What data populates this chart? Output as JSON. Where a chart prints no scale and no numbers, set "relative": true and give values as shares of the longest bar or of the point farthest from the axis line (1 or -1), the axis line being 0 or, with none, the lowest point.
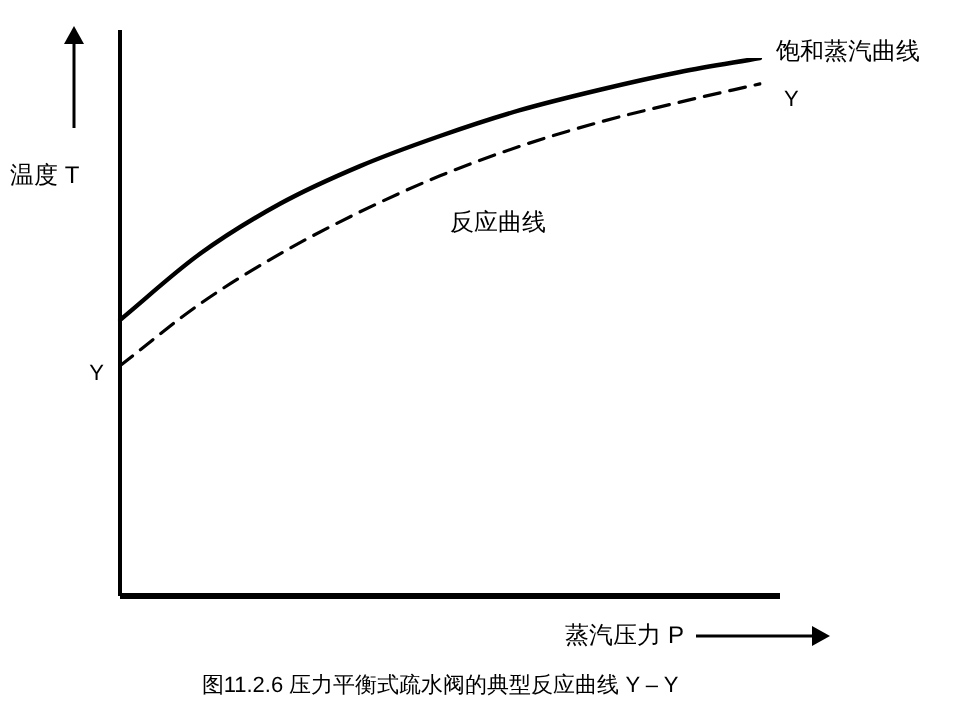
{
  "chart_data": {
    "type": "line",
    "relative": true,
    "xlabel": "蒸汽压力 P",
    "ylabel": "温度 T",
    "categories": [
      null,
      null,
      null,
      null,
      null,
      null,
      null,
      null,
      null
    ],
    "series": [
      {
        "name": "饱和蒸汽曲线",
        "color": "#000000",
        "line_style": "solid",
        "values": [
          0.513,
          0.636,
          0.729,
          0.799,
          0.855,
          0.903,
          0.941,
          0.974,
          1
        ]
      },
      {
        "name": "反应曲线",
        "color": "#000000",
        "line_style": "dashed",
        "values": [
          0.428,
          0.543,
          0.636,
          0.714,
          0.781,
          0.836,
          0.881,
          0.918,
          0.952
        ]
      }
    ],
    "annotations": [
      "Y",
      "Y",
      "图11.2.6 压力平衡式疏水阀的典型反应曲线 Y – Y"
    ],
    "legend": false,
    "marker": "none"
  }
}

________________________________________

Return every line of the records exactly as given, pictures excluded.

* Reply
What data populates this chart? Output as JSON. Where a chart prints no scale and no numbers, set "relative": true and give values as shares of the longest bar or of the point farthest from the axis line (1 or -1), the axis line being 0 or, with none, the lowest point.
{
  "chart_data": {
    "type": "line",
    "relative": true,
    "xlabel": "蒸汽压力 P",
    "ylabel": "温度 T",
    "categories": [
      null,
      null,
      null,
      null,
      null,
      null,
      null,
      null,
      null
    ],
    "series": [
      {
        "name": "饱和蒸汽曲线",
        "color": "#000000",
        "line_style": "solid",
        "values": [
          0.513,
          0.636,
          0.729,
          0.799,
          0.855,
          0.903,
          0.941,
          0.974,
          1
        ]
      },
      {
        "name": "反应曲线",
        "color": "#000000",
        "line_style": "dashed",
        "values": [
          0.428,
          0.543,
          0.636,
          0.714,
          0.781,
          0.836,
          0.881,
          0.918,
          0.952
        ]
      }
    ],
    "annotations": [
      "Y",
      "Y",
      "图11.2.6 压力平衡式疏水阀的典型反应曲线 Y – Y"
    ],
    "legend": false,
    "marker": "none"
  }
}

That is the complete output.